§ **TASK PROMPT**:
Copy out every record below with complete accuracy.

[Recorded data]
▼
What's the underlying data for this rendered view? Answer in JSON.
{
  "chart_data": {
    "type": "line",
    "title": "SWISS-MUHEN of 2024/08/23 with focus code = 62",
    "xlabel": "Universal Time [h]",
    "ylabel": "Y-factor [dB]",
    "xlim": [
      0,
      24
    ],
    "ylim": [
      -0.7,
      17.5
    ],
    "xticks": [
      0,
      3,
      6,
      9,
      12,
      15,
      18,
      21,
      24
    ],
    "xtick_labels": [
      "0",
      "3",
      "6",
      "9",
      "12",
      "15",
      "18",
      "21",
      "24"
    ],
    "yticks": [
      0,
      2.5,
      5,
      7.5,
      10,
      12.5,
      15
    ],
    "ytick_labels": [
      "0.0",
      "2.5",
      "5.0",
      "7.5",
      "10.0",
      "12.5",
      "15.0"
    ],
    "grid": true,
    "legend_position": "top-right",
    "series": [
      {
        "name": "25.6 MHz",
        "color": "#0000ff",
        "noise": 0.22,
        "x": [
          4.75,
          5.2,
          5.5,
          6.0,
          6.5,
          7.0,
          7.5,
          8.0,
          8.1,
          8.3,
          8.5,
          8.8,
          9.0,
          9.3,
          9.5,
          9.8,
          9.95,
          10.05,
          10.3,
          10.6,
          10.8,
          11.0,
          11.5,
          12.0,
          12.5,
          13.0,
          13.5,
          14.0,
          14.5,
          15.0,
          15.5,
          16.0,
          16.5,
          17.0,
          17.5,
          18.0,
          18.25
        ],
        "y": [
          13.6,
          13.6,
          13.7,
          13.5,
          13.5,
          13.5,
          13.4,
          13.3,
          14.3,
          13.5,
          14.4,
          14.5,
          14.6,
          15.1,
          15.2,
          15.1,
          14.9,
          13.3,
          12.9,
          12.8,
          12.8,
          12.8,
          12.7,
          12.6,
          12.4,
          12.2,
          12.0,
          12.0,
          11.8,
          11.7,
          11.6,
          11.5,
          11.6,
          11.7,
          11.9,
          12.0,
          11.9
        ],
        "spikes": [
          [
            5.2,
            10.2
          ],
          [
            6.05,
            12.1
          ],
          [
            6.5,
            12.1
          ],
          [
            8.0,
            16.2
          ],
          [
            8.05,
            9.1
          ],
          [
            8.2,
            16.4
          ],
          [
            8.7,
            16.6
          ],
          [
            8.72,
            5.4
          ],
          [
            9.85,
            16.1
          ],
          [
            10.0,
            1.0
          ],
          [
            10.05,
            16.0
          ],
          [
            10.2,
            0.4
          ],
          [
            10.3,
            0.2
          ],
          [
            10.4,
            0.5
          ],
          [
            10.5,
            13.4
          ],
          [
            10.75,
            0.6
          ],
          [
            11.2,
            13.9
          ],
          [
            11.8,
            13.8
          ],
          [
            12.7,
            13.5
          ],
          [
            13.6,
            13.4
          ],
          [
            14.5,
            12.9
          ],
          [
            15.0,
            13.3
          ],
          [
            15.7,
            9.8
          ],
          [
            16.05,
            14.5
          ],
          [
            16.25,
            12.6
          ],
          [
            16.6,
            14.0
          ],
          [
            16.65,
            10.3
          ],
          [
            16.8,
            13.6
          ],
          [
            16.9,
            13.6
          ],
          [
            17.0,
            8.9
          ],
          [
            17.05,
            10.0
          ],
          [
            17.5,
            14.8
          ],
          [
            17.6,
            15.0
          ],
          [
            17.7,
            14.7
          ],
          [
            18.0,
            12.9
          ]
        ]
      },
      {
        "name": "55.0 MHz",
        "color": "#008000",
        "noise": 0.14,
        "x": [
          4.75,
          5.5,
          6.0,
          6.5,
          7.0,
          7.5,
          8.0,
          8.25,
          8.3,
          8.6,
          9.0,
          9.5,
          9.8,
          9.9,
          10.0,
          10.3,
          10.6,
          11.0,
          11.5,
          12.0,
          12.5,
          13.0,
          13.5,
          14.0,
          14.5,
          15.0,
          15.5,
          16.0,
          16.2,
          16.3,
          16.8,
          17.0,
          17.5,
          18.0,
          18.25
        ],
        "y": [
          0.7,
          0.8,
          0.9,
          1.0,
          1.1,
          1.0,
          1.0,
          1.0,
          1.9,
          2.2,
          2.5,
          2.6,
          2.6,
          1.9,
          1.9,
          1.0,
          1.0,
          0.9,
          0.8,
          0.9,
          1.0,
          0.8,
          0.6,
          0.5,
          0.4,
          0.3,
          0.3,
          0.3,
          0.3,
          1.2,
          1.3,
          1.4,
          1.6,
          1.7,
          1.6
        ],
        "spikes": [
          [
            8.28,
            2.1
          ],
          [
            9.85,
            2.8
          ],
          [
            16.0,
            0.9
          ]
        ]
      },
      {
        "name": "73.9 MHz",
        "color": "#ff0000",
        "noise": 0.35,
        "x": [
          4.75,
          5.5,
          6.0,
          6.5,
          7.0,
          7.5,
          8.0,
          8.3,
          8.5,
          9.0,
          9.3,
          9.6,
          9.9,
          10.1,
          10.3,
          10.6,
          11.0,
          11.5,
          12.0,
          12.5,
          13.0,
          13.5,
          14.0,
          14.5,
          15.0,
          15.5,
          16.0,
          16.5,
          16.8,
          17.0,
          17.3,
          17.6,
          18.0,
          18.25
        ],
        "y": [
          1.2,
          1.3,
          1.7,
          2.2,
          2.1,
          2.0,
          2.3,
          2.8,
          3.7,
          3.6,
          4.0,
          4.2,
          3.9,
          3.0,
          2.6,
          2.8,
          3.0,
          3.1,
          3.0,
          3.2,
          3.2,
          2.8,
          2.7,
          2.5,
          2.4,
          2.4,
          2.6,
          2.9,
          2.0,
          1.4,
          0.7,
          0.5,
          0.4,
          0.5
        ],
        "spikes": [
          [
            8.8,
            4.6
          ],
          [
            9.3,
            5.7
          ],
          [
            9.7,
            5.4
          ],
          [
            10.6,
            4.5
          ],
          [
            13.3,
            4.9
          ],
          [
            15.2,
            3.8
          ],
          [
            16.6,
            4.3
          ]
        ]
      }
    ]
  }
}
▲
§ **RESPONSE**:
What's the underlying data for this rendered view? Answer in JSON.
{
  "chart_data": {
    "type": "line",
    "title": "SWISS-MUHEN of 2024/08/23 with focus code = 62",
    "xlabel": "Universal Time [h]",
    "ylabel": "Y-factor [dB]",
    "xlim": [
      0,
      24
    ],
    "ylim": [
      -0.7,
      17.5
    ],
    "xticks": [
      0,
      3,
      6,
      9,
      12,
      15,
      18,
      21,
      24
    ],
    "xtick_labels": [
      "0",
      "3",
      "6",
      "9",
      "12",
      "15",
      "18",
      "21",
      "24"
    ],
    "yticks": [
      0,
      2.5,
      5,
      7.5,
      10,
      12.5,
      15
    ],
    "ytick_labels": [
      "0.0",
      "2.5",
      "5.0",
      "7.5",
      "10.0",
      "12.5",
      "15.0"
    ],
    "grid": true,
    "legend_position": "top-right",
    "series": [
      {
        "name": "25.6 MHz",
        "color": "#0000ff",
        "noise": 0.22,
        "x": [
          4.75,
          5.2,
          5.5,
          6.0,
          6.5,
          7.0,
          7.5,
          8.0,
          8.1,
          8.3,
          8.5,
          8.8,
          9.0,
          9.3,
          9.5,
          9.8,
          9.95,
          10.05,
          10.3,
          10.6,
          10.8,
          11.0,
          11.5,
          12.0,
          12.5,
          13.0,
          13.5,
          14.0,
          14.5,
          15.0,
          15.5,
          16.0,
          16.5,
          17.0,
          17.5,
          18.0,
          18.25
        ],
        "y": [
          13.6,
          13.6,
          13.7,
          13.5,
          13.5,
          13.5,
          13.4,
          13.3,
          14.3,
          13.5,
          14.4,
          14.5,
          14.6,
          15.1,
          15.2,
          15.1,
          14.9,
          13.3,
          12.9,
          12.8,
          12.8,
          12.8,
          12.7,
          12.6,
          12.4,
          12.2,
          12.0,
          12.0,
          11.8,
          11.7,
          11.6,
          11.5,
          11.6,
          11.7,
          11.9,
          12.0,
          11.9
        ],
        "spikes": [
          [
            5.2,
            10.2
          ],
          [
            6.05,
            12.1
          ],
          [
            6.5,
            12.1
          ],
          [
            8.0,
            16.2
          ],
          [
            8.05,
            9.1
          ],
          [
            8.2,
            16.4
          ],
          [
            8.7,
            16.6
          ],
          [
            8.72,
            5.4
          ],
          [
            9.85,
            16.1
          ],
          [
            10.0,
            1.0
          ],
          [
            10.05,
            16.0
          ],
          [
            10.2,
            0.4
          ],
          [
            10.3,
            0.2
          ],
          [
            10.4,
            0.5
          ],
          [
            10.5,
            13.4
          ],
          [
            10.75,
            0.6
          ],
          [
            11.2,
            13.9
          ],
          [
            11.8,
            13.8
          ],
          [
            12.7,
            13.5
          ],
          [
            13.6,
            13.4
          ],
          [
            14.5,
            12.9
          ],
          [
            15.0,
            13.3
          ],
          [
            15.7,
            9.8
          ],
          [
            16.05,
            14.5
          ],
          [
            16.25,
            12.6
          ],
          [
            16.6,
            14.0
          ],
          [
            16.65,
            10.3
          ],
          [
            16.8,
            13.6
          ],
          [
            16.9,
            13.6
          ],
          [
            17.0,
            8.9
          ],
          [
            17.05,
            10.0
          ],
          [
            17.5,
            14.8
          ],
          [
            17.6,
            15.0
          ],
          [
            17.7,
            14.7
          ],
          [
            18.0,
            12.9
          ]
        ]
      },
      {
        "name": "55.0 MHz",
        "color": "#008000",
        "noise": 0.14,
        "x": [
          4.75,
          5.5,
          6.0,
          6.5,
          7.0,
          7.5,
          8.0,
          8.25,
          8.3,
          8.6,
          9.0,
          9.5,
          9.8,
          9.9,
          10.0,
          10.3,
          10.6,
          11.0,
          11.5,
          12.0,
          12.5,
          13.0,
          13.5,
          14.0,
          14.5,
          15.0,
          15.5,
          16.0,
          16.2,
          16.3,
          16.8,
          17.0,
          17.5,
          18.0,
          18.25
        ],
        "y": [
          0.7,
          0.8,
          0.9,
          1.0,
          1.1,
          1.0,
          1.0,
          1.0,
          1.9,
          2.2,
          2.5,
          2.6,
          2.6,
          1.9,
          1.9,
          1.0,
          1.0,
          0.9,
          0.8,
          0.9,
          1.0,
          0.8,
          0.6,
          0.5,
          0.4,
          0.3,
          0.3,
          0.3,
          0.3,
          1.2,
          1.3,
          1.4,
          1.6,
          1.7,
          1.6
        ],
        "spikes": [
          [
            8.28,
            2.1
          ],
          [
            9.85,
            2.8
          ],
          [
            16.0,
            0.9
          ]
        ]
      },
      {
        "name": "73.9 MHz",
        "color": "#ff0000",
        "noise": 0.35,
        "x": [
          4.75,
          5.5,
          6.0,
          6.5,
          7.0,
          7.5,
          8.0,
          8.3,
          8.5,
          9.0,
          9.3,
          9.6,
          9.9,
          10.1,
          10.3,
          10.6,
          11.0,
          11.5,
          12.0,
          12.5,
          13.0,
          13.5,
          14.0,
          14.5,
          15.0,
          15.5,
          16.0,
          16.5,
          16.8,
          17.0,
          17.3,
          17.6,
          18.0,
          18.25
        ],
        "y": [
          1.2,
          1.3,
          1.7,
          2.2,
          2.1,
          2.0,
          2.3,
          2.8,
          3.7,
          3.6,
          4.0,
          4.2,
          3.9,
          3.0,
          2.6,
          2.8,
          3.0,
          3.1,
          3.0,
          3.2,
          3.2,
          2.8,
          2.7,
          2.5,
          2.4,
          2.4,
          2.6,
          2.9,
          2.0,
          1.4,
          0.7,
          0.5,
          0.4,
          0.5
        ],
        "spikes": [
          [
            8.8,
            4.6
          ],
          [
            9.3,
            5.7
          ],
          [
            9.7,
            5.4
          ],
          [
            10.6,
            4.5
          ],
          [
            13.3,
            4.9
          ],
          [
            15.2,
            3.8
          ],
          [
            16.6,
            4.3
          ]
        ]
      }
    ]
  }
}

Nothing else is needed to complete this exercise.